That kind of understanding is revealed in any large-scale, finished, working product.
>The way it was meant to be brought back around to the nurse's situation was that, she actually was really good at what she was doing for her level of experience and progression through schooling, despite knowing that she had a long way left to go. As to what observable shortcomings other students had compared to her, I cannot say.
Then I don't understand how this was supposed to reassure her; if I offered an explanation, I would test its implications against the rest of the scenario: is there a way overconfidence manifests in the typical student? Is she returning the (correct answer) "I'd have to ask someone" more often than the other students? As it stands, you've just listed something that might be consistent.
Remember, the problem is not that "she was good for her level of experience"; the problem was that "she was called the best student they'd ever had".
(I note with some irony that, for you claim to know general competence levels just after college is itself seemingly outside your knowns!)
> I have to disagree: however humble they might be, someone on the projects I mentioned has to have a deep enough understanding to know how to handle the cornucopia of problems that can derail it
I agree with what you said, which is why I have a hard time understanding what exactly you disagree with. Are you saying that more experienced people tend to be less aware of their shortcomings? Or maybe we're taking humble to mean two different things? I'm using "humble" in the "not arrogant" sense, not the "feeling inferior" sense.
I think you can be confident in your abilities while still being humble about them, and that's really what I meant by it when referring to the more experienced peer group. In fact, the most experienced people usually have an innate sense of confidence that allows them to avoid having to constantly tell people "I know what I'm doing". They don't have to tell people, because they can show it. That's the level of humbleness (or modesty may be a better word) that I was referring to.
> Then I don't understand how this was supposed to reassure her; if I offered an explanation, I would test its implications against the rest of the scenario:
That is generally the next step. You make observations, develop theories to explain the observations in a consistent manner, and then devise new tests to test those theories. This post was simply at the "developing a theory" step.
> (I note with some irony that, for you claim to know general competence levels just after college is itself seemingly outside your knowns!)
The irony is not lost on me. To be fair though, I didn't and still don't claim to "know" general competence levels, I just blogged my thoughts. Of course I could have littered my post with all sorts of qualifiers like "maybe", "perhaps", "sometimes", and "I think", but that doesn't make for effective writing. The post was not written or meant to be read in a vacuum. Context is important.
Have you ever received praise, or even an award, for being great at something despite having no clue what you’re doing?

(Task set):
(a) In the discussion, in what sense does the writer say they use the word "humble"?
(b) List every qualifier that the discussion says could have been scattered throughout the post.
(c) Translate this sentence from the discussion into Spanish: "They don't have to tell people, because they can show it."

(Dataset):
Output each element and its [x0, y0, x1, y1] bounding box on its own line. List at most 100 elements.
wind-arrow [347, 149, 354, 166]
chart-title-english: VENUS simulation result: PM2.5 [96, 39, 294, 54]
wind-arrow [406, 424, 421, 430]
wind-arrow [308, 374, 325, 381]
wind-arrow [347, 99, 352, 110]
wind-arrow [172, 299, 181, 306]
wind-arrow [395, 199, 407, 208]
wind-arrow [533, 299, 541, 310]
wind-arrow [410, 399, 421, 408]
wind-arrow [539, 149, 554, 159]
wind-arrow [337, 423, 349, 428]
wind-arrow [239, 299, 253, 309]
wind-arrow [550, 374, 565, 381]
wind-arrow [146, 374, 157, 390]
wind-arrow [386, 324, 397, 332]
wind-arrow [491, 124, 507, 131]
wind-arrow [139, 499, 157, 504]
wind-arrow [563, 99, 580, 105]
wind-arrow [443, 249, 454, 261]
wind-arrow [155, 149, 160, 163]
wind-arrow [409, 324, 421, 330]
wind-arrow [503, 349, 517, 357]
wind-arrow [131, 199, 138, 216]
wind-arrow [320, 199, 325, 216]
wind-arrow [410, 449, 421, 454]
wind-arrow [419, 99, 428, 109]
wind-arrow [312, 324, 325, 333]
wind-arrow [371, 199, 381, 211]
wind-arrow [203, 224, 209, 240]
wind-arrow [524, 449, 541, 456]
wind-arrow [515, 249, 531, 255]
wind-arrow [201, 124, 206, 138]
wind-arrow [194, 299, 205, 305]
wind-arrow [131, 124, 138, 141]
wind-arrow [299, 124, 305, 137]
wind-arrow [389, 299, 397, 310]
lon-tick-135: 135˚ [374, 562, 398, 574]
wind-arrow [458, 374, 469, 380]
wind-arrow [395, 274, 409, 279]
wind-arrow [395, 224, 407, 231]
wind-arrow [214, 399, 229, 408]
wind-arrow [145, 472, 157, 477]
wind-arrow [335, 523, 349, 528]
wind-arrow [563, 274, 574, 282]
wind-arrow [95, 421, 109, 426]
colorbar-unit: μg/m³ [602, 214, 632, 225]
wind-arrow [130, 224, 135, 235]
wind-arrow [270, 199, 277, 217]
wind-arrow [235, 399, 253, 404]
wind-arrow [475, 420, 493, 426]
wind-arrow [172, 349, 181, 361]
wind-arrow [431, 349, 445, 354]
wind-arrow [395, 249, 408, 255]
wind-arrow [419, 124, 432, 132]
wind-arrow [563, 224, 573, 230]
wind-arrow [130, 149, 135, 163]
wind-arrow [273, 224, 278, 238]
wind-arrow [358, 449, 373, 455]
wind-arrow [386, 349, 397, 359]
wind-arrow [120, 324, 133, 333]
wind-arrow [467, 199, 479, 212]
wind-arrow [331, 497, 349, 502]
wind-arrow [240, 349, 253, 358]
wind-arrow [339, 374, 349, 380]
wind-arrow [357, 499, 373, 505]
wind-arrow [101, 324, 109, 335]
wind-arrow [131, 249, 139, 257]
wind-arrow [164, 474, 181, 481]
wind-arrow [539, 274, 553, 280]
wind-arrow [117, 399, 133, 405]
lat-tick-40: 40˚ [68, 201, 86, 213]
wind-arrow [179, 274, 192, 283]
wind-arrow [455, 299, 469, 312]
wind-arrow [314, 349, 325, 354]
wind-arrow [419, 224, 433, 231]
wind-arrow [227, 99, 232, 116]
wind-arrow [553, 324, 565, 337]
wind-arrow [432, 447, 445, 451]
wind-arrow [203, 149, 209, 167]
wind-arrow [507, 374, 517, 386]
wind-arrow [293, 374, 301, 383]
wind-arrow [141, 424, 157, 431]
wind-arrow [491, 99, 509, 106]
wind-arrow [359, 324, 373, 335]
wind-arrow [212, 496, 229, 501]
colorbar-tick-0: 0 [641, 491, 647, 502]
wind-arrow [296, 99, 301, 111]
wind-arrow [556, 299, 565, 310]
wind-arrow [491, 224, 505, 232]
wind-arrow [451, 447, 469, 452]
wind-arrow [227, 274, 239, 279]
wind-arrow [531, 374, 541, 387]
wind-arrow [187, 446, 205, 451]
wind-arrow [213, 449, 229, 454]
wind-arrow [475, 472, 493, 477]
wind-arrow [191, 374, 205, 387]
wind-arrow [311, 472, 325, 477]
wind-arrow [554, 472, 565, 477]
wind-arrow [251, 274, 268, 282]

(The solutions):
(a) In the "not arrogant" sense, not the "feeling inferior" sense.

(b) "maybe", "perhaps", "sometimes", "I think"

(c) No tienen que decírselo a la gente, porque pueden demostrarlo.